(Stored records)

===============

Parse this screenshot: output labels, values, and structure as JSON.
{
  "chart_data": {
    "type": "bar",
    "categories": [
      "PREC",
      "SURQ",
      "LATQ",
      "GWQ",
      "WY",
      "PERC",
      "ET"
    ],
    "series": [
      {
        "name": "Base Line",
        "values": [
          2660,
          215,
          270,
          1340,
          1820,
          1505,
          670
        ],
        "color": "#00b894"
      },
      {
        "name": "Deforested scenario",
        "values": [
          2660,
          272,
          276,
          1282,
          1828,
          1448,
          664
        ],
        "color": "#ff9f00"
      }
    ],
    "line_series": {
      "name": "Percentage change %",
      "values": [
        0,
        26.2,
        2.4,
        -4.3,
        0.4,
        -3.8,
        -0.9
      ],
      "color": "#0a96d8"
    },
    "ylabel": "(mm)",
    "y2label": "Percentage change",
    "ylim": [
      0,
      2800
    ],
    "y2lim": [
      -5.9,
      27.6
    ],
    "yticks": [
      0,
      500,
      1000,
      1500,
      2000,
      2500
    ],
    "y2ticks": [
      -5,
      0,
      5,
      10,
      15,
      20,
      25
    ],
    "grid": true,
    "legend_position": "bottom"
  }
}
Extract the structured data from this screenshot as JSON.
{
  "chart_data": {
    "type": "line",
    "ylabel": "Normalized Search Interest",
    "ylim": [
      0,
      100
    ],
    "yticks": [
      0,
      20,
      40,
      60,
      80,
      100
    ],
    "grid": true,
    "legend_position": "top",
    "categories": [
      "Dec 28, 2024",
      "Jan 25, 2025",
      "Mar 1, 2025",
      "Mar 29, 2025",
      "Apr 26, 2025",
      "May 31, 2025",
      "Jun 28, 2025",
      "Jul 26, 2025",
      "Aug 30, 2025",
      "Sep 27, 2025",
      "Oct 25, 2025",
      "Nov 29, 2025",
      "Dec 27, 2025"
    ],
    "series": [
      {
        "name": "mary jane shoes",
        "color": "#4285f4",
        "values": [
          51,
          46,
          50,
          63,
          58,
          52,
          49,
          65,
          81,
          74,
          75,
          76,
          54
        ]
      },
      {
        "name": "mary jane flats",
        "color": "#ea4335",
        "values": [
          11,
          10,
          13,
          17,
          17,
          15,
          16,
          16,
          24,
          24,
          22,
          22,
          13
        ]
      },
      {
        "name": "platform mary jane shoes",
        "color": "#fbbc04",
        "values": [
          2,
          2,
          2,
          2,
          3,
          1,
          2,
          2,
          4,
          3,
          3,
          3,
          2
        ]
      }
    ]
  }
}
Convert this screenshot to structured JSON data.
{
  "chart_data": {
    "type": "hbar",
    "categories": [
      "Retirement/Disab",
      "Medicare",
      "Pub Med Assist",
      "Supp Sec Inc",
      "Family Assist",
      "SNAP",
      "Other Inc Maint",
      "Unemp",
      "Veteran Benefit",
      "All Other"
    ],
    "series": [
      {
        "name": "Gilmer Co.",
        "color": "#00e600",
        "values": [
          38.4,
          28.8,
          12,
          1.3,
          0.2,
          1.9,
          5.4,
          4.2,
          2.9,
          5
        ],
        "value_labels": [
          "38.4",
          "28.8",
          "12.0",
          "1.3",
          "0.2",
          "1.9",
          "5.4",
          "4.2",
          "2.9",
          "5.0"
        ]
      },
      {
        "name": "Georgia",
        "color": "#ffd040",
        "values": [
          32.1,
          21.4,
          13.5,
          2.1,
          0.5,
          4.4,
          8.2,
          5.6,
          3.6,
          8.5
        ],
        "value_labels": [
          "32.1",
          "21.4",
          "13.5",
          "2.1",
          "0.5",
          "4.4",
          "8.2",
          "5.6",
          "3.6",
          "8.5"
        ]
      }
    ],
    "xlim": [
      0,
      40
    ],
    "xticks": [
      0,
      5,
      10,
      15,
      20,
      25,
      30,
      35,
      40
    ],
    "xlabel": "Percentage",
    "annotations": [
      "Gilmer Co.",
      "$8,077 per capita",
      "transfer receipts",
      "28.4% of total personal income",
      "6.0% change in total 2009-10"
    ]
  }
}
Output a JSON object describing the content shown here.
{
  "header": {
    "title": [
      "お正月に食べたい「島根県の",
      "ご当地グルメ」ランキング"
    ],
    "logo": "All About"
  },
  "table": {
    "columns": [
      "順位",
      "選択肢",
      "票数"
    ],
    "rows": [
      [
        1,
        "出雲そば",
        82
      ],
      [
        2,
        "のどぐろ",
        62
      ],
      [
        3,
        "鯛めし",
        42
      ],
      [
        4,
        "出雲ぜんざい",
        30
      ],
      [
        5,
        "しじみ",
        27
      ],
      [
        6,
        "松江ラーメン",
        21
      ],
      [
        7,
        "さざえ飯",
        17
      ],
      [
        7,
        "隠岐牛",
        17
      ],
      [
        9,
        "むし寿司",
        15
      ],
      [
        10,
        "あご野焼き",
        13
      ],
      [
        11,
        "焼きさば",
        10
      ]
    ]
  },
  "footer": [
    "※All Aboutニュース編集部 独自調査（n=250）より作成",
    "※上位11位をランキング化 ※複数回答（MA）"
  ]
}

===============

▶ CHALLENGE: Give back all the data exactly as written.

▶ EXERCISE ANSWER:
Parse this screenshot: output labels, values, and structure as JSON.
{
  "chart_data": {
    "type": "bar",
    "categories": [
      "PREC",
      "SURQ",
      "LATQ",
      "GWQ",
      "WY",
      "PERC",
      "ET"
    ],
    "series": [
      {
        "name": "Base Line",
        "values": [
          2660,
          215,
          270,
          1340,
          1820,
          1505,
          670
        ],
        "color": "#00b894"
      },
      {
        "name": "Deforested scenario",
        "values": [
          2660,
          272,
          276,
          1282,
          1828,
          1448,
          664
        ],
        "color": "#ff9f00"
      }
    ],
    "line_series": {
      "name": "Percentage change %",
      "values": [
        0,
        26.2,
        2.4,
        -4.3,
        0.4,
        -3.8,
        -0.9
      ],
      "color": "#0a96d8"
    },
    "ylabel": "(mm)",
    "y2label": "Percentage change",
    "ylim": [
      0,
      2800
    ],
    "y2lim": [
      -5.9,
      27.6
    ],
    "yticks": [
      0,
      500,
      1000,
      1500,
      2000,
      2500
    ],
    "y2ticks": [
      -5,
      0,
      5,
      10,
      15,
      20,
      25
    ],
    "grid": true,
    "legend_position": "bottom"
  }
}
Extract the structured data from this screenshot as JSON.
{
  "chart_data": {
    "type": "line",
    "ylabel": "Normalized Search Interest",
    "ylim": [
      0,
      100
    ],
    "yticks": [
      0,
      20,
      40,
      60,
      80,
      100
    ],
    "grid": true,
    "legend_position": "top",
    "categories": [
      "Dec 28, 2024",
      "Jan 25, 2025",
      "Mar 1, 2025",
      "Mar 29, 2025",
      "Apr 26, 2025",
      "May 31, 2025",
      "Jun 28, 2025",
      "Jul 26, 2025",
      "Aug 30, 2025",
      "Sep 27, 2025",
      "Oct 25, 2025",
      "Nov 29, 2025",
      "Dec 27, 2025"
    ],
    "series": [
      {
        "name": "mary jane shoes",
        "color": "#4285f4",
        "values": [
          51,
          46,
          50,
          63,
          58,
          52,
          49,
          65,
          81,
          74,
          75,
          76,
          54
        ]
      },
      {
        "name": "mary jane flats",
        "color": "#ea4335",
        "values": [
          11,
          10,
          13,
          17,
          17,
          15,
          16,
          16,
          24,
          24,
          22,
          22,
          13
        ]
      },
      {
        "name": "platform mary jane shoes",
        "color": "#fbbc04",
        "values": [
          2,
          2,
          2,
          2,
          3,
          1,
          2,
          2,
          4,
          3,
          3,
          3,
          2
        ]
      }
    ]
  }
}
Convert this screenshot to structured JSON data.
{
  "chart_data": {
    "type": "hbar",
    "categories": [
      "Retirement/Disab",
      "Medicare",
      "Pub Med Assist",
      "Supp Sec Inc",
      "Family Assist",
      "SNAP",
      "Other Inc Maint",
      "Unemp",
      "Veteran Benefit",
      "All Other"
    ],
    "series": [
      {
        "name": "Gilmer Co.",
        "color": "#00e600",
        "values": [
          38.4,
          28.8,
          12,
          1.3,
          0.2,
          1.9,
          5.4,
          4.2,
          2.9,
          5
        ],
        "value_labels": [
          "38.4",
          "28.8",
          "12.0",
          "1.3",
          "0.2",
          "1.9",
          "5.4",
          "4.2",
          "2.9",
          "5.0"
        ]
      },
      {
        "name": "Georgia",
        "color": "#ffd040",
        "values": [
          32.1,
          21.4,
          13.5,
          2.1,
          0.5,
          4.4,
          8.2,
          5.6,
          3.6,
          8.5
        ],
        "value_labels": [
          "32.1",
          "21.4",
          "13.5",
          "2.1",
          "0.5",
          "4.4",
          "8.2",
          "5.6",
          "3.6",
          "8.5"
        ]
      }
    ],
    "xlim": [
      0,
      40
    ],
    "xticks": [
      0,
      5,
      10,
      15,
      20,
      25,
      30,
      35,
      40
    ],
    "xlabel": "Percentage",
    "annotations": [
      "Gilmer Co.",
      "$8,077 per capita",
      "transfer receipts",
      "28.4% of total personal income",
      "6.0% change in total 2009-10"
    ]
  }
}
Output a JSON object describing the content shown here.
{
  "header": {
    "title": [
      "お正月に食べたい「島根県の",
      "ご当地グルメ」ランキング"
    ],
    "logo": "All About"
  },
  "table": {
    "columns": [
      "順位",
      "選択肢",
      "票数"
    ],
    "rows": [
      [
        1,
        "出雲そば",
        82
      ],
      [
        2,
        "のどぐろ",
        62
      ],
      [
        3,
        "鯛めし",
        42
      ],
      [
        4,
        "出雲ぜんざい",
        30
      ],
      [
        5,
        "しじみ",
        27
      ],
      [
        6,
        "松江ラーメン",
        21
      ],
      [
        7,
        "さざえ飯",
        17
      ],
      [
        7,
        "隠岐牛",
        17
      ],
      [
        9,
        "むし寿司",
        15
      ],
      [
        10,
        "あご野焼き",
        13
      ],
      [
        11,
        "焼きさば",
        10
      ]
    ]
  },
  "footer": [
    "※All Aboutニュース編集部 独自調査（n=250）より作成",
    "※上位11位をランキング化 ※複数回答（MA）"
  ]
}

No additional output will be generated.